[start of Listing]
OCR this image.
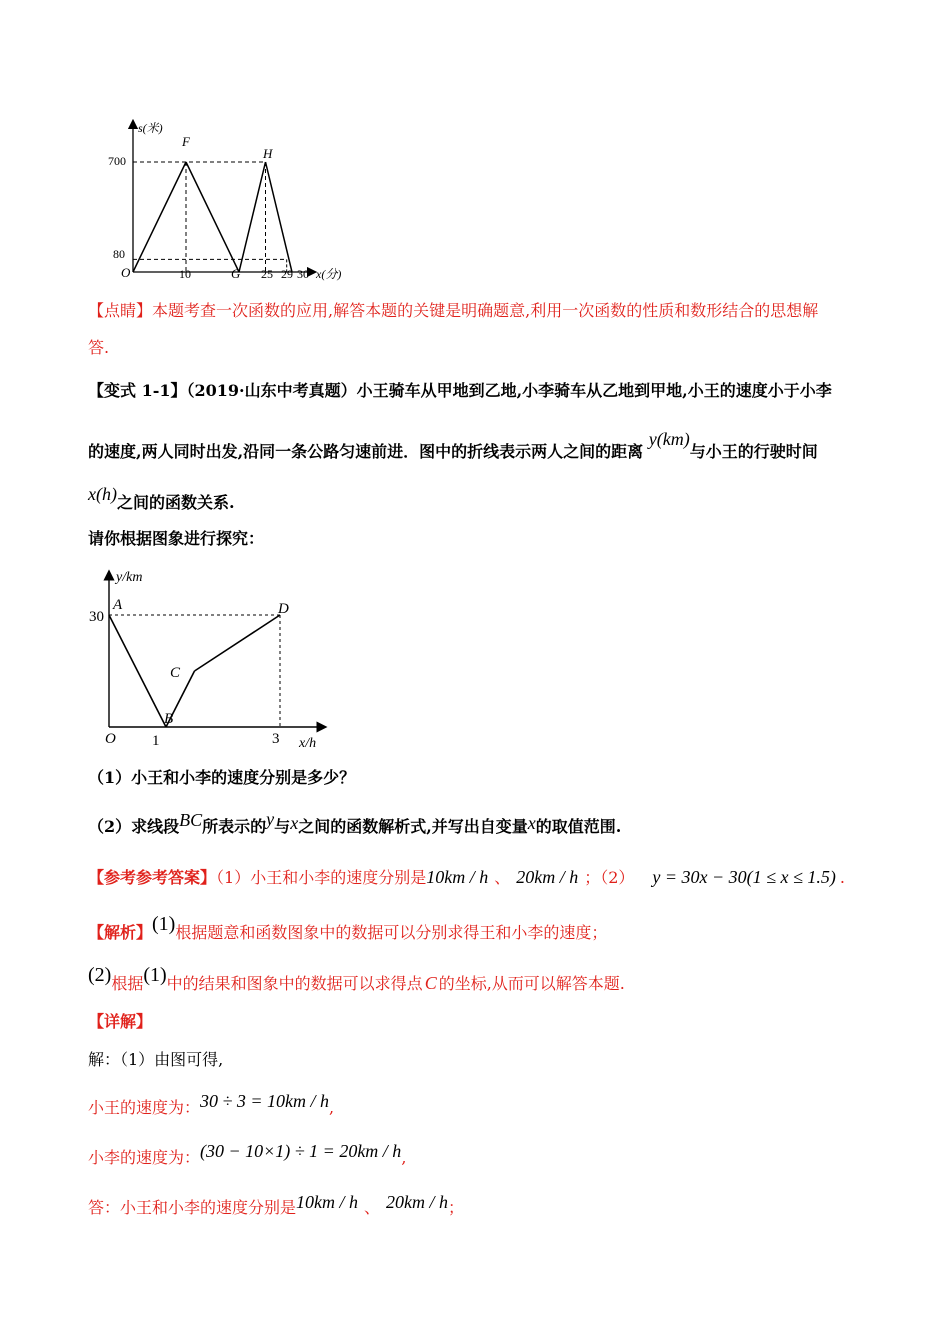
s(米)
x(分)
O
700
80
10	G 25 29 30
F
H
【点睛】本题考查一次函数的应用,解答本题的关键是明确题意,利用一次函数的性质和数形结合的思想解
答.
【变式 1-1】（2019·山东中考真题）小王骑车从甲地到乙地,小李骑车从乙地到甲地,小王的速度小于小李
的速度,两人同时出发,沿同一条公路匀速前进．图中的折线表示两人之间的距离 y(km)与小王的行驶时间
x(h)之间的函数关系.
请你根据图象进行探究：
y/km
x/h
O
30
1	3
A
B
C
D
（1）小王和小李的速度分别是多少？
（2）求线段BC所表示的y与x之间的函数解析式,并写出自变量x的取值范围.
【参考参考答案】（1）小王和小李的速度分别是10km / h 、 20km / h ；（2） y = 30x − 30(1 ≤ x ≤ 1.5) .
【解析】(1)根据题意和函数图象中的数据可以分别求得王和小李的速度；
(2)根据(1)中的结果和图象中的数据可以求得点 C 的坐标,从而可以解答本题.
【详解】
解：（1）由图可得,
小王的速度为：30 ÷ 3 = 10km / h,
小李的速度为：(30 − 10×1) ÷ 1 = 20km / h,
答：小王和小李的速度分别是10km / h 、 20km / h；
[end of Listing]
*Aim*: Each line above is to be copied verbatim. Drop any image from the copy.

*Written solution*:
OCR this image.
s(米)
x(分)
O
700
80
10	G 25 29 30
F
H
【点睛】本题考查一次函数的应用,解答本题的关键是明确题意,利用一次函数的性质和数形结合的思想解
答.
【变式 1-1】（2019·山东中考真题）小王骑车从甲地到乙地,小李骑车从乙地到甲地,小王的速度小于小李
的速度,两人同时出发,沿同一条公路匀速前进．图中的折线表示两人之间的距离 y(km)与小王的行驶时间
x(h)之间的函数关系.
请你根据图象进行探究：
y/km
x/h
O
30
1	3
A
B
C
D
（1）小王和小李的速度分别是多少？
（2）求线段BC所表示的y与x之间的函数解析式,并写出自变量x的取值范围.
【参考参考答案】（1）小王和小李的速度分别是10km / h 、 20km / h ；（2） y = 30x − 30(1 ≤ x ≤ 1.5) .
【解析】(1)根据题意和函数图象中的数据可以分别求得王和小李的速度；
(2)根据(1)中的结果和图象中的数据可以求得点 C 的坐标,从而可以解答本题.
【详解】
解：（1）由图可得,
小王的速度为：30 ÷ 3 = 10km / h,
小李的速度为：(30 − 10×1) ÷ 1 = 20km / h,
答：小王和小李的速度分别是10km / h 、 20km / h；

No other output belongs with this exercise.